[START MATERIALS PROVIDED]

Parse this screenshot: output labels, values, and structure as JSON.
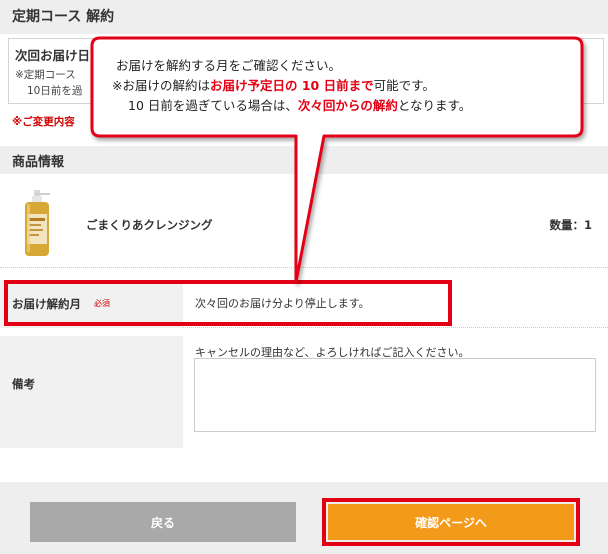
{
  "header": {
    "title": "定期コース 解約"
  },
  "next_delivery": {
    "title": "次回お届け日",
    "note_line1": "※定期コース",
    "note_line2": "10日前を過"
  },
  "change_note": "※ご変更内容",
  "products_section": {
    "heading": "商品情報",
    "items": [
      {
        "name": "ごまくりあクレンジング",
        "quantity_label": "数量：1"
      }
    ]
  },
  "form": {
    "delivery_month": {
      "label": "お届け解約月",
      "required_badge": "必須",
      "value": "次々回のお届け分より停止します。"
    },
    "memo": {
      "label": "備考",
      "hint": "キャンセルの理由など、よろしければご記入ください。",
      "value": ""
    }
  },
  "buttons": {
    "back": "戻る",
    "confirm": "確認ページへ"
  },
  "callout": {
    "line1": "お届けを解約する月をご確認ください。",
    "line2_a": "※お届けの解約は",
    "line2_b": "お届け予定日の 10 日前まで",
    "line2_c": "可能です。",
    "line3_a": "10 日前を過ぎている場合は、",
    "line3_b": "次々回からの解約",
    "line3_c": "となります。"
  },
  "colors": {
    "annotation_red": "#e40014",
    "confirm_orange": "#f39a1b",
    "back_gray": "#a9a9a9",
    "required_red": "#d10000"
  },
  "icons": {
    "product_image": "cleansing-oil-bottle"
  }
}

[END MATERIALS PROVIDED]

EXERCISE PROMPT :: Without the pictures, transcribe the listing above exactly.

RESULT ::
Parse this screenshot: output labels, values, and structure as JSON.
{
  "header": {
    "title": "定期コース 解約"
  },
  "next_delivery": {
    "title": "次回お届け日",
    "note_line1": "※定期コース",
    "note_line2": "10日前を過"
  },
  "change_note": "※ご変更内容",
  "products_section": {
    "heading": "商品情報",
    "items": [
      {
        "name": "ごまくりあクレンジング",
        "quantity_label": "数量：1"
      }
    ]
  },
  "form": {
    "delivery_month": {
      "label": "お届け解約月",
      "required_badge": "必須",
      "value": "次々回のお届け分より停止します。"
    },
    "memo": {
      "label": "備考",
      "hint": "キャンセルの理由など、よろしければご記入ください。",
      "value": ""
    }
  },
  "buttons": {
    "back": "戻る",
    "confirm": "確認ページへ"
  },
  "callout": {
    "line1": "お届けを解約する月をご確認ください。",
    "line2_a": "※お届けの解約は",
    "line2_b": "お届け予定日の 10 日前まで",
    "line2_c": "可能です。",
    "line3_a": "10 日前を過ぎている場合は、",
    "line3_b": "次々回からの解約",
    "line3_c": "となります。"
  },
  "colors": {
    "annotation_red": "#e40014",
    "confirm_orange": "#f39a1b",
    "back_gray": "#a9a9a9",
    "required_red": "#d10000"
  },
  "icons": {
    "product_image": "cleansing-oil-bottle"
  }
}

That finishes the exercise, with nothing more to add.